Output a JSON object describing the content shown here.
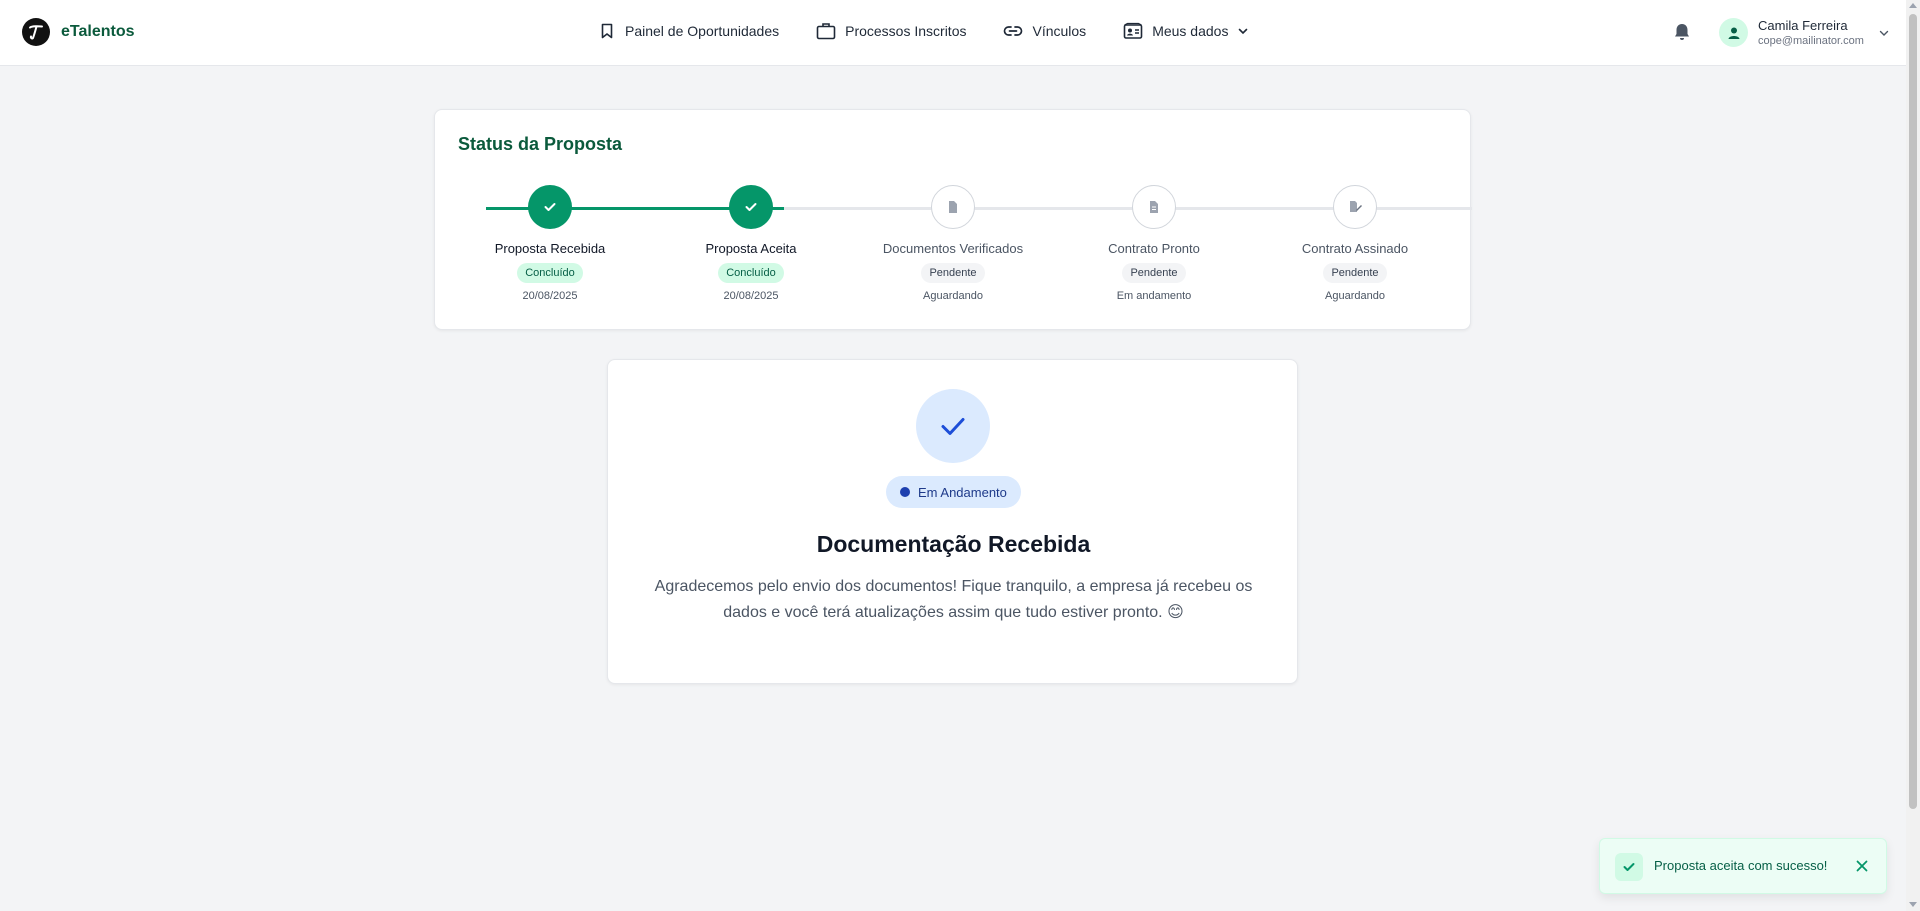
{
  "header": {
    "brand": "eTalentos",
    "nav": [
      {
        "label": "Painel de Oportunidades",
        "icon": "bookmark-icon"
      },
      {
        "label": "Processos Inscritos",
        "icon": "briefcase-icon"
      },
      {
        "label": "Vínculos",
        "icon": "link-icon"
      },
      {
        "label": "Meus dados",
        "icon": "id-card-icon"
      }
    ],
    "user": {
      "name": "Camila Ferreira",
      "email": "cope@mailinator.com"
    }
  },
  "status": {
    "title": "Status da Proposta",
    "steps": [
      {
        "label": "Proposta Recebida",
        "badge": "Concluído",
        "detail": "20/08/2025",
        "state": "done",
        "icon": "check-icon"
      },
      {
        "label": "Proposta Aceita",
        "badge": "Concluído",
        "detail": "20/08/2025",
        "state": "done",
        "icon": "check-icon"
      },
      {
        "label": "Documentos Verificados",
        "badge": "Pendente",
        "detail": "Aguardando",
        "state": "pending",
        "icon": "document-icon"
      },
      {
        "label": "Contrato Pronto",
        "badge": "Pendente",
        "detail": "Em andamento",
        "state": "pending",
        "icon": "file-text-icon"
      },
      {
        "label": "Contrato Assinado",
        "badge": "Pendente",
        "detail": "Aguardando",
        "state": "pending",
        "icon": "signature-icon"
      }
    ]
  },
  "main": {
    "badge": "Em Andamento",
    "title": "Documentação Recebida",
    "message": "Agradecemos pelo envio dos documentos! Fique tranquilo, a empresa já recebeu os dados e você terá atualizações assim que tudo estiver pronto. 😊"
  },
  "toast": {
    "message": "Proposta aceita com sucesso!"
  },
  "colors": {
    "brand": "#0b5a3c",
    "success": "#059669",
    "success_bg": "#d1fae5",
    "info_bg": "#dbeafe",
    "info": "#1e40af",
    "page_bg": "#f3f4f6"
  }
}
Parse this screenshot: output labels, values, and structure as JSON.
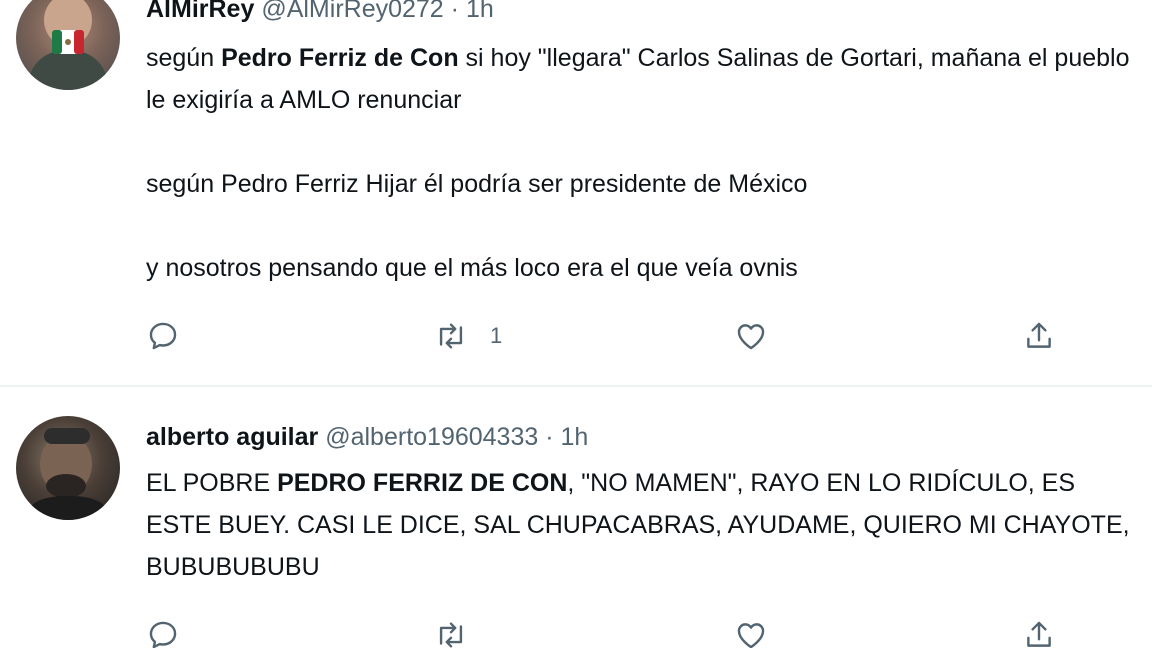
{
  "tweets": [
    {
      "display_name": "AlMirRey",
      "handle": "@AlMirRey0272",
      "dot": "·",
      "time": "1h",
      "paragraphs": [
        {
          "pre": "según ",
          "bold": "Pedro Ferriz de Con",
          "post": " si hoy \"llegara\" Carlos Salinas de Gortari, mañana el pueblo le exigiría a AMLO renunciar"
        },
        {
          "text": "según Pedro Ferriz Hijar él podría ser presidente de México"
        },
        {
          "text": "y nosotros pensando que el más loco era el que veía ovnis"
        }
      ],
      "retweet_count": "1"
    },
    {
      "display_name": "alberto aguilar",
      "handle": "@alberto19604333",
      "dot": "·",
      "time": "1h",
      "paragraphs": [
        {
          "pre": "EL POBRE ",
          "bold": "PEDRO FERRIZ DE CON",
          "post": ", \"NO MAMEN\", RAYO EN LO RIDÍCULO, ES ESTE BUEY. CASI LE DICE,  SAL CHUPACABRAS, AYUDAME, QUIERO MI CHAYOTE, BUBUBUBUBU"
        }
      ],
      "retweet_count": ""
    }
  ],
  "icons": {
    "reply": "reply-icon",
    "retweet": "retweet-icon",
    "like": "like-icon",
    "share": "share-icon"
  },
  "colors": {
    "text": "#0f1419",
    "muted": "#536471",
    "divider": "#eff3f4"
  }
}
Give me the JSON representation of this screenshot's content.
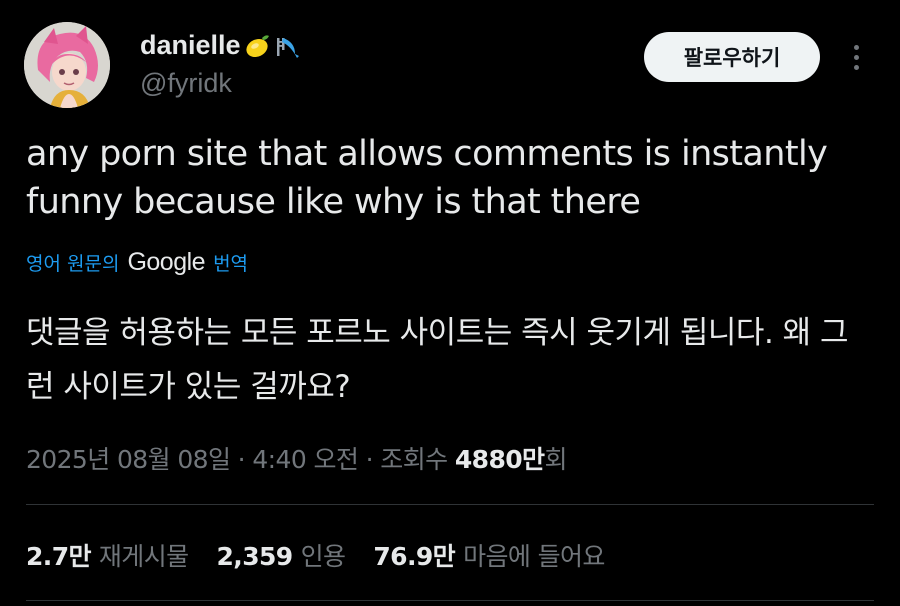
{
  "author": {
    "display_name": "danielle",
    "handle": "@fyridk",
    "name_emojis": [
      "lemon-icon",
      "slide-icon"
    ]
  },
  "follow_button": {
    "label": "팔로우하기"
  },
  "more_button": {
    "icon": "more-vertical-icon"
  },
  "tweet": {
    "text": "any porn site that allows comments is instantly funny because like why is that there",
    "translation": {
      "prefix": "영어 원문의",
      "brand": "Google",
      "suffix": "번역",
      "text": "댓글을 허용하는 모든 포르노 사이트는 즉시 웃기게 됩니다. 왜 그런 사이트가 있는 걸까요?"
    }
  },
  "meta": {
    "timestamp": "2025년 08월 08일 · 4:40 오전 · 조회수 ",
    "views_number": "4880만",
    "views_suffix": "회"
  },
  "stats": {
    "reposts_count": "2.7만",
    "reposts_label": "재게시물",
    "quotes_count": "2,359",
    "quotes_label": "인용",
    "likes_count": "76.9만",
    "likes_label": "마음에 들어요"
  },
  "colors": {
    "background": "#000000",
    "text_primary": "#e7e9ea",
    "text_secondary": "#71767b",
    "link": "#1d9bf0",
    "button_bg": "#eff3f4"
  }
}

--------------------------------------------------

■ PROMPT ■
Quote the listing above in full, except for the pictures.

■ RIGHT ANSWER ■
Output a JSON object describing the content shown here.
{
  "header": {
    "brand": "eTalentos",
    "nav": [
      {
        "label": "Painel de Oportunidades",
        "icon": "bookmark-icon"
      },
      {
        "label": "Processos Inscritos",
        "icon": "briefcase-icon"
      },
      {
        "label": "Vínculos",
        "icon": "link-icon"
      },
      {
        "label": "Meus dados",
        "icon": "id-card-icon"
      }
    ],
    "user": {
      "name": "Camila Ferreira",
      "email": "cope@mailinator.com"
    }
  },
  "status": {
    "title": "Status da Proposta",
    "steps": [
      {
        "label": "Proposta Recebida",
        "badge": "Concluído",
        "detail": "20/08/2025",
        "state": "done",
        "icon": "check-icon"
      },
      {
        "label": "Proposta Aceita",
        "badge": "Concluído",
        "detail": "20/08/2025",
        "state": "done",
        "icon": "check-icon"
      },
      {
        "label": "Documentos Verificados",
        "badge": "Pendente",
        "detail": "Aguardando",
        "state": "pending",
        "icon": "document-icon"
      },
      {
        "label": "Contrato Pronto",
        "badge": "Pendente",
        "detail": "Em andamento",
        "state": "pending",
        "icon": "file-text-icon"
      },
      {
        "label": "Contrato Assinado",
        "badge": "Pendente",
        "detail": "Aguardando",
        "state": "pending",
        "icon": "signature-icon"
      }
    ]
  },
  "main": {
    "badge": "Em Andamento",
    "title": "Documentação Recebida",
    "message": "Agradecemos pelo envio dos documentos! Fique tranquilo, a empresa já recebeu os dados e você terá atualizações assim que tudo estiver pronto. 😊"
  },
  "toast": {
    "message": "Proposta aceita com sucesso!"
  },
  "colors": {
    "brand": "#0b5a3c",
    "success": "#059669",
    "success_bg": "#d1fae5",
    "info_bg": "#dbeafe",
    "info": "#1e40af",
    "page_bg": "#f3f4f6"
  }
}
Parse this screenshot: output labels, values, and structure as JSON.
{
  "tweets": [
    {
      "display_name": "AlMirRey",
      "handle": "@AlMirRey0272",
      "dot": "·",
      "time": "1h",
      "paragraphs": [
        {
          "pre": "según ",
          "bold": "Pedro Ferriz de Con",
          "post": " si hoy \"llegara\" Carlos Salinas de Gortari, mañana el pueblo le exigiría a AMLO renunciar"
        },
        {
          "text": "según Pedro Ferriz Hijar él podría ser presidente de México"
        },
        {
          "text": "y nosotros pensando que el más loco era el que veía ovnis"
        }
      ],
      "retweet_count": "1"
    },
    {
      "display_name": "alberto aguilar",
      "handle": "@alberto19604333",
      "dot": "·",
      "time": "1h",
      "paragraphs": [
        {
          "pre": "EL POBRE ",
          "bold": "PEDRO FERRIZ DE CON",
          "post": ", \"NO MAMEN\", RAYO EN LO RIDÍCULO, ES ESTE BUEY. CASI LE DICE,  SAL CHUPACABRAS, AYUDAME, QUIERO MI CHAYOTE, BUBUBUBUBU"
        }
      ],
      "retweet_count": ""
    }
  ],
  "icons": {
    "reply": "reply-icon",
    "retweet": "retweet-icon",
    "like": "like-icon",
    "share": "share-icon"
  },
  "colors": {
    "text": "#0f1419",
    "muted": "#536471",
    "divider": "#eff3f4"
  }
}
Give me the JSON representation of this screenshot's content.
{
  "author": {
    "display_name": "danielle",
    "handle": "@fyridk",
    "name_emojis": [
      "lemon-icon",
      "slide-icon"
    ]
  },
  "follow_button": {
    "label": "팔로우하기"
  },
  "more_button": {
    "icon": "more-vertical-icon"
  },
  "tweet": {
    "text": "any porn site that allows comments is instantly funny because like why is that there",
    "translation": {
      "prefix": "영어 원문의",
      "brand": "Google",
      "suffix": "번역",
      "text": "댓글을 허용하는 모든 포르노 사이트는 즉시 웃기게 됩니다. 왜 그런 사이트가 있는 걸까요?"
    }
  },
  "meta": {
    "timestamp": "2025년 08월 08일 · 4:40 오전 · 조회수 ",
    "views_number": "4880만",
    "views_suffix": "회"
  },
  "stats": {
    "reposts_count": "2.7만",
    "reposts_label": "재게시물",
    "quotes_count": "2,359",
    "quotes_label": "인용",
    "likes_count": "76.9만",
    "likes_label": "마음에 들어요"
  },
  "colors": {
    "background": "#000000",
    "text_primary": "#e7e9ea",
    "text_secondary": "#71767b",
    "link": "#1d9bf0",
    "button_bg": "#eff3f4"
  }
}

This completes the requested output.